201802522/1/V6.
Datum uitspraak: 28 november 2018
AFDELING
BESTUURSRECHTSPRAAK
Uitspraak op het hoger beroep van:
[vennootschap] gevestigd te [plaats], waarvan de vennoten zijn [vennoot A] en [vennoot B], beiden wonend te [woonplaats],
appellante,
tegen de uitspraak van de rechtbank Midden-Nederland van 15 maart 2018 in zaak nr. 17/3359 in het geding tussen:
[vennootschap]
en
de minister van Sociale Zaken en Werkgelegenheid, thans de staatssecretaris van Sociale Zaken en Werkgelegenheid.
Procesverloop
Bij besluit van 14 februari 2017 heeft de minister de vennoten van [vennootschap] een boete opgelegd van € 8.000,00 wegens overtreding van artikel 2, eerste lid, van de Wet arbeid vreemdelingen (hierna: de Wav).
Bij besluit van 8 augustus 2017 heeft de minister het daartegen door [vennootschap] gemaakte bezwaar ongegrond verklaard.
Bij mondelinge uitspraak van 15 maart 2018 heeft de rechtbank het daartegen door [vennootschap] ingestelde beroep ongegrond verklaard. Het proces-verbaal van deze uitspraak is aangehecht.
Tegen deze uitspraak heeft [vennootschap] hoger beroep ingesteld.
De staatssecretaris heeft een schriftelijke uiteenzetting gegeven.
De Afdeling heeft de zaak, gelijktijdig met zaak nr. 201802580/1/A3, ter zitting behandeld op 30 oktober 2018, waar [vennootschap], vertegenwoordigd door [vennoot B], bijgestaan door mr. C.J. Driessen, advocaat te Vianen, en de staatssecretaris, vertegenwoordigd door mr. J.J.A. Huisman, zijn verschenen.
Overwegingen
1. Onder de staatssecretaris wordt tevens diens rechtsvoorganger verstaan.

** Gegevensblok **
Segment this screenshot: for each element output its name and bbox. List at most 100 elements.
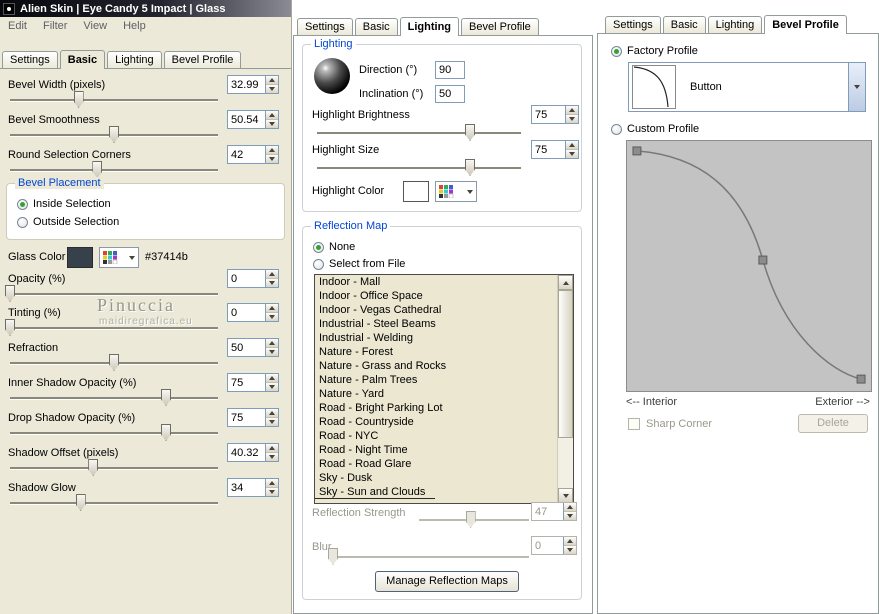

** Doel van de opdracht **
Citeer uit de uitspraak alles vanaf "201802522/1/V6." tot en met "Zaken en Werkgelegenheid.".

** Uitwerking **
201802522/1/V6.
Datum uitspraak: 28 november 2018
AFDELING
BESTUURSRECHTSPRAAK
Uitspraak op het hoger beroep van:
[vennootschap] gevestigd te [plaats], waarvan de vennoten zijn [vennoot A] en [vennoot B], beiden wonend te [woonplaats],
appellante,
tegen de uitspraak van de rechtbank Midden-Nederland van 15 maart 2018 in zaak nr. 17/3359 in het geding tussen:
[vennootschap]
en
de minister van Sociale Zaken en Werkgelegenheid, thans de staatssecretaris van Sociale Zaken en Werkgelegenheid.